(Exercise brief): Pull every line holding the string "VALUE" from the records below.

___ Exercise input

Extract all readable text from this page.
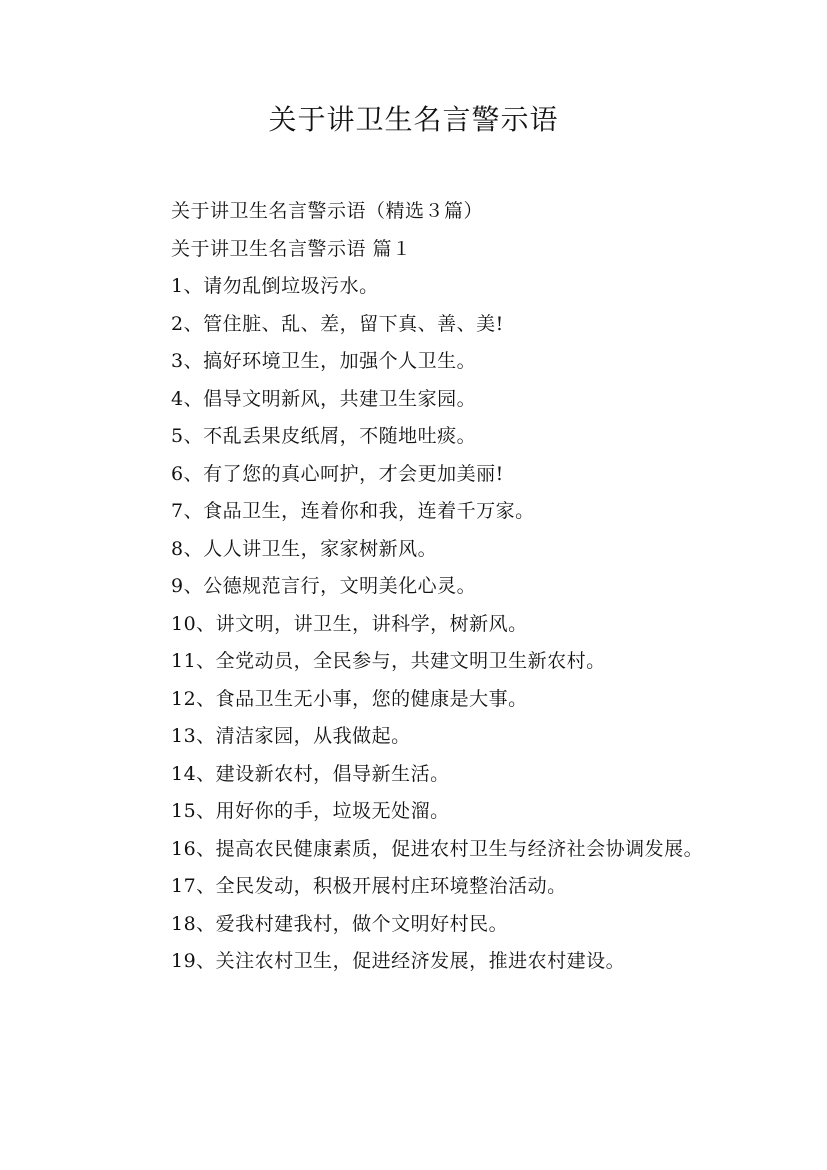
关于讲卫生名言警示语

关于讲卫生名言警示语（精选３篇）

关于讲卫生名言警示语 篇１

1、请勿乱倒垃圾污水。

2、管住脏、乱、差，留下真、善、美!

3、搞好环境卫生，加强个人卫生。

4、倡导文明新风，共建卫生家园。

5、不乱丢果皮纸屑，不随地吐痰。

6、有了您的真心呵护，才会更加美丽!

7、食品卫生，连着你和我，连着千万家。

8、人人讲卫生，家家树新风。

9、公德规范言行，文明美化心灵。

10、讲文明，讲卫生，讲科学，树新风。

11、全党动员，全民参与，共建文明卫生新农村。

12、食品卫生无小事，您的健康是大事。

13、清洁家园，从我做起。

14、建设新农村，倡导新生活。

15、用好你的手，垃圾无处溜。

16、提高农民健康素质，促进农村卫生与经济社会协调发展。

17、全民发动，积极开展村庄环境整治活动。

18、爱我村建我村，做个文明好村民。

19、关注农村卫生，促进经济发展，推进农村建设。
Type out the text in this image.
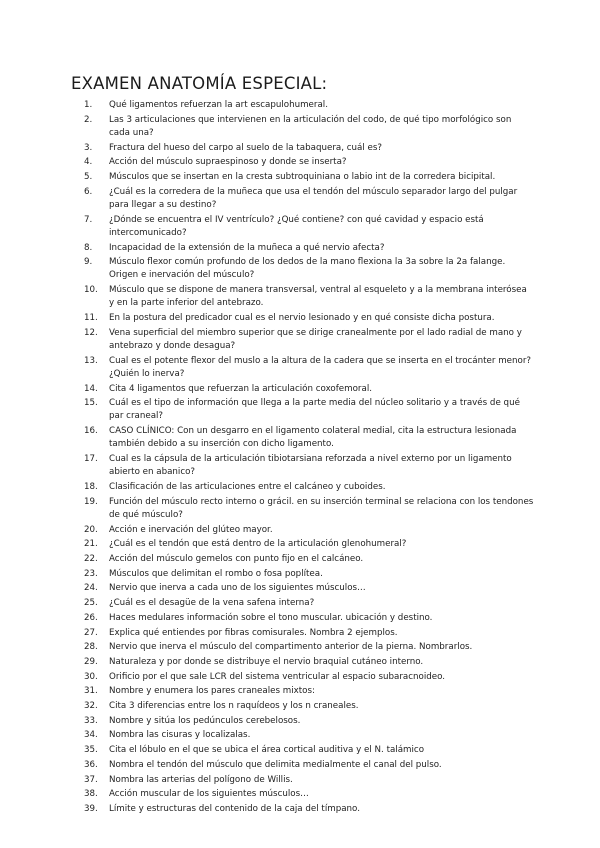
EXAMEN ANATOMÍA ESPECIAL:
1.	Qué ligamentos refuerzan la art escapulohumeral.
2.	Las 3 articulaciones que intervienen en la articulación del codo, de qué tipo morfológico son cada una?
3.	Fractura del hueso del carpo al suelo de la tabaquera, cuál es?
4.	Acción del músculo supraespinoso y donde se inserta?
5.	Músculos que se insertan en la cresta subtroquiniana o labio int de la corredera bicipital.
6.	¿Cuál es la corredera de la muñeca que usa el tendón del músculo separador largo del pulgar para llegar a su destino?
7.	¿Dónde se encuentra el IV ventrículo? ¿Qué contiene? con qué cavidad y espacio está intercomunicado?
8.	Incapacidad de la extensión de la muñeca a qué nervio afecta?
9.	Músculo flexor común profundo de los dedos de la mano flexiona la 3a sobre la 2a falange. Origen e inervación del músculo?
10.	Músculo que se dispone de manera transversal, ventral al esqueleto y a la membrana interósea y en la parte inferior del antebrazo.
11.	En la postura del predicador cual es el nervio lesionado y en qué consiste dicha postura.
12.	Vena superficial del miembro superior que se dirige cranealmente por el lado radial de mano y antebrazo y donde desagua?
13.	Cual es el potente flexor del muslo a la altura de la cadera que se inserta en el trocánter menor? ¿Quién lo inerva?
14.	Cita 4 ligamentos que refuerzan la articulación coxofemoral.
15.	Cuál es el tipo de información que llega a la parte media del núcleo solitario y a través de qué par craneal?
16.	CASO CLÍNICO: Con un desgarro en el ligamento colateral medial, cita la estructura lesionada también debido a su inserción con dicho ligamento.
17.	Cual es la cápsula de la articulación tibiotarsiana reforzada a nivel externo por un ligamento abierto en abanico?
18.	Clasificación de las articulaciones entre el calcáneo y cuboides.
19.	Función del músculo recto interno o grácil. en su inserción terminal se relaciona con los tendones de qué músculo?
20.	Acción e inervación del glúteo mayor.
21.	¿Cuál es el tendón que está dentro de la articulación glenohumeral?
22.	Acción del músculo gemelos con punto fijo en el calcáneo.
23.	Músculos que delimitan el rombo o fosa poplítea.
24.	Nervio que inerva a cada uno de los siguientes músculos…
25.	¿Cuál es el desagüe de la vena safena interna?
26.	Haces medulares información sobre el tono muscular. ubicación y destino.
27.	Explica qué entiendes por fibras comisurales. Nombra 2 ejemplos.
28.	Nervio que inerva el músculo del compartimento anterior de la pierna. Nombrarlos.
29.	Naturaleza y por donde se distribuye el nervio braquial cutáneo interno.
30.	Orificio por el que sale LCR del sistema ventricular al espacio subaracnoideo.
31.	Nombre y enumera los pares craneales mixtos:
32.	Cita 3 diferencias entre los n raquídeos y los n craneales.
33.	Nombre y sitúa los pedúnculos cerebelosos.
34.	Nombra las cisuras y localizalas.
35.	Cita el lóbulo en el que se ubica el área cortical auditiva y el N. talámico
36.	Nombra el tendón del músculo que delimita medialmente el canal del pulso.
37.	Nombra las arterias del polígono de Willis.
38.	Acción muscular de los siguientes músculos…
39.	Límite y estructuras del contenido de la caja del tímpano.
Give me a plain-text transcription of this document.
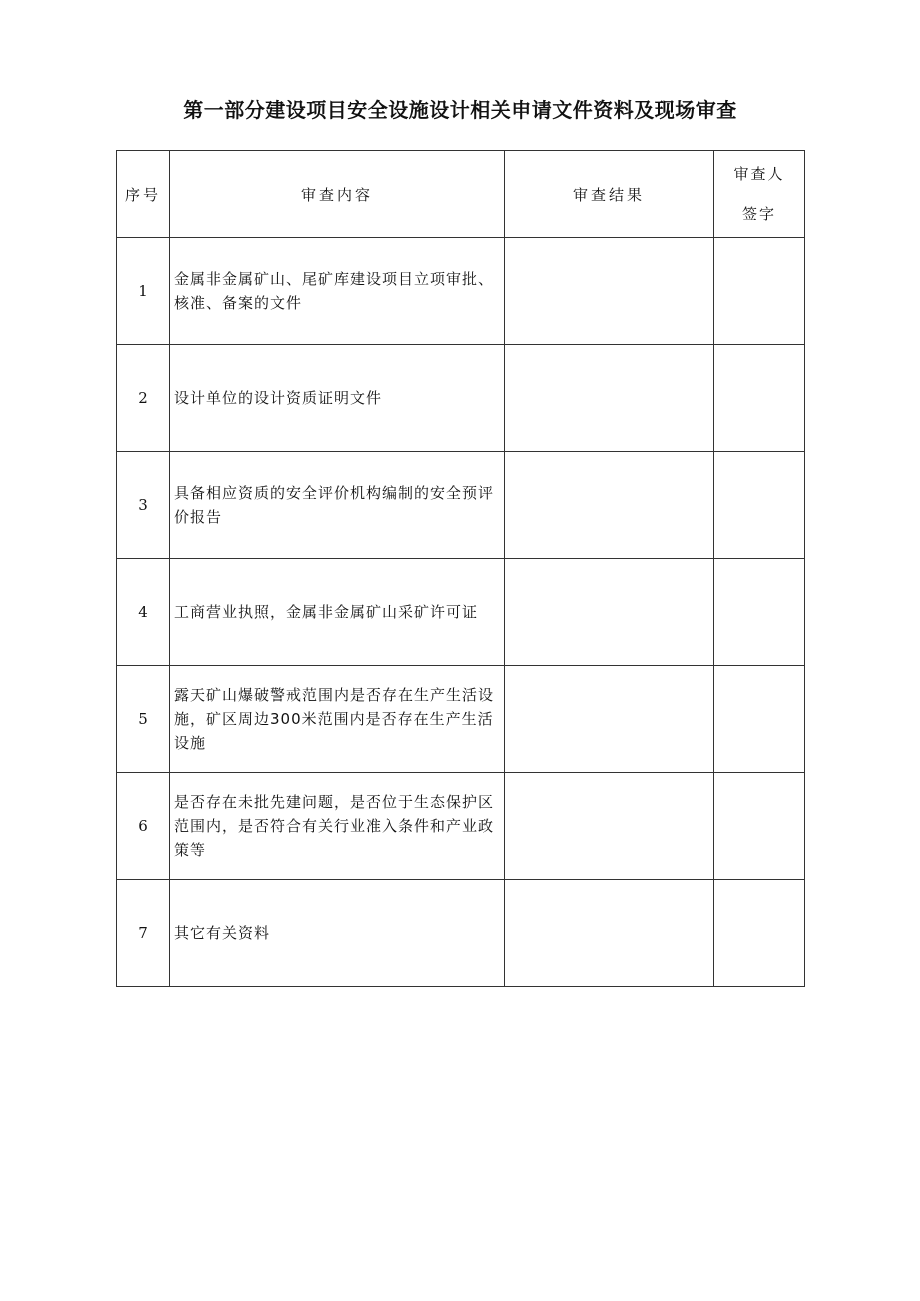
第一部分建设项目安全设施设计相关申请文件资料及现场审查
序号	审查内容	审查结果	审查人
签字

1	金属非金属矿山、尾矿库建设项目立项审批、核准、备案的文件		
2	设计单位的设计资质证明文件		
3	具备相应资质的安全评价机构编制的安全预评价报告		
4	工商营业执照，金属非金属矿山采矿许可证		
5	露天矿山爆破警戒范围内是否存在生产生活设施，矿区周边300米范围内是否存在生产生活设施		
6	是否存在未批先建问题，是否位于生态保护区范围内，是否符合有关行业准入条件和产业政策等		
7	其它有关资料		
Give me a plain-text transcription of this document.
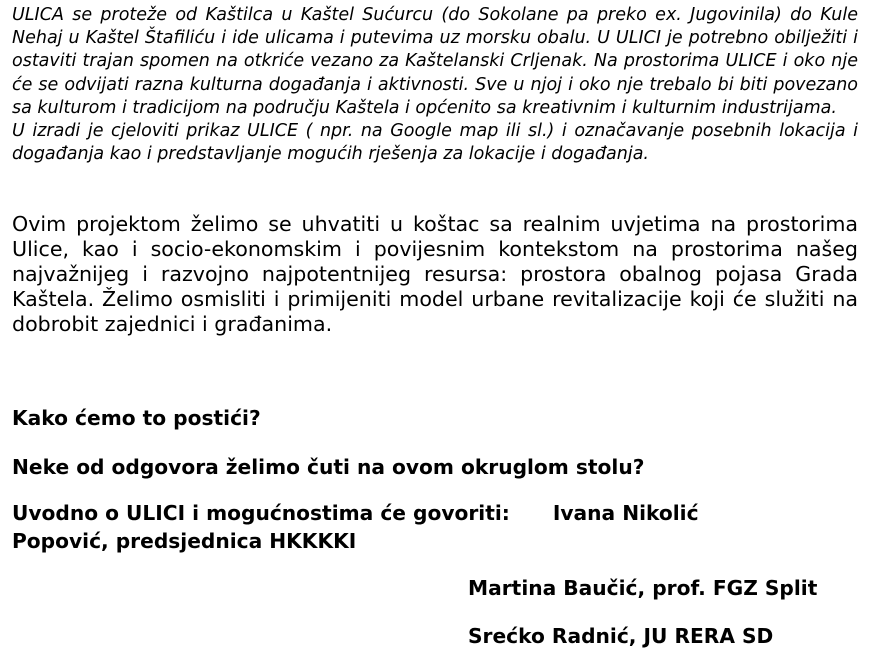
ULICA se proteže od Kaštilca u Kaštel Sućurcu (do Sokolane pa preko ex. Jugovinila) do Kule Nehaj u Kaštel Štafiliću i ide ulicama i putevima uz morsku obalu. U ULICI je potrebno obilježiti i ostaviti trajan spomen na otkriće vezano za Kaštelanski Crljenak. Na prostorima ULICE i oko nje će se odvijati razna kulturna događanja i aktivnosti. Sve u njoj i oko nje trebalo bi biti povezano sa kulturom i tradicijom na području Kaštela i općenito sa kreativnim i kulturnim industrijama.

U izradi je cjeloviti prikaz ULICE ( npr. na Google map ili sl.) i označavanje posebnih lokacija i događanja kao i predstavljanje mogućih rješenja za lokacije i događanja.

Ovim projektom želimo se uhvatiti u koštac sa realnim uvjetima na prostorima Ulice, kao i socio-ekonomskim i povijesnim kontekstom na prostorima našeg najvažnijeg i razvojno najpotentnijeg resursa: prostora obalnog pojasa Grada Kaštela. Želimo osmisliti i primijeniti model urbane revitalizacije koji će služiti na dobrobit zajednici i građanima.

Kako ćemo to postići?
Neke od odgovora želimo čuti na ovom okruglom stolu?
Uvodno o ULICI i mogućnostima će govoriti: Ivana Nikolić
Popović, predsjednica HKKKKI
Martina Baučić, prof. FGZ Split
Srećko Radnić, JU RERA SD
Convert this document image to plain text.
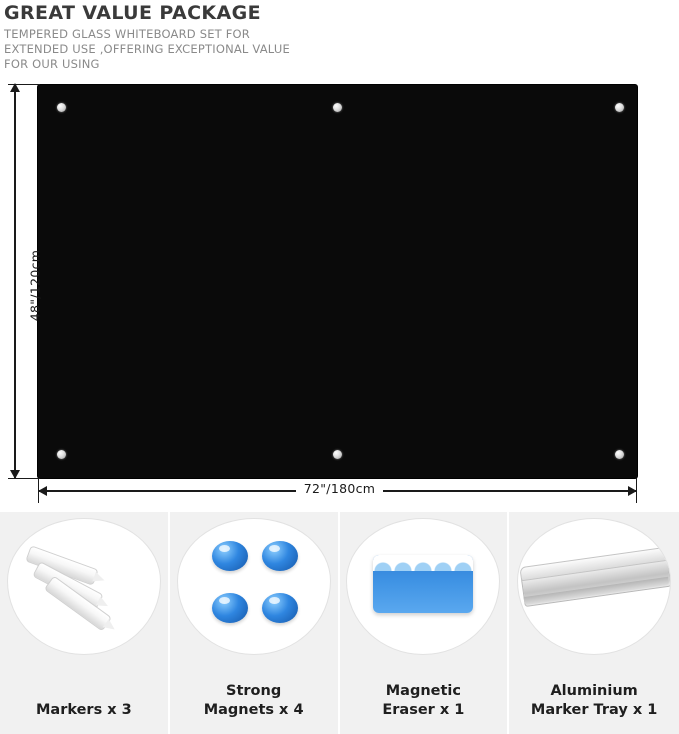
GREAT VALUE PACKAGE
TEMPERED GLASS WHITEBOARD SET FOR EXTENDED USE ,OFFERING EXCEPTIONAL VALUE FOR OUR USING
48"/120cm
72"/180cm
Markers x 3
Strong
Magnets x 4
Magnetic
Eraser x 1
Aluminium
Marker Tray x 1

______

(Response to the exercise):
GREAT VALUE PACKAGE
TEMPERED GLASS WHITEBOARD SET FOR EXTENDED USE ,OFFERING EXCEPTIONAL VALUE FOR OUR USING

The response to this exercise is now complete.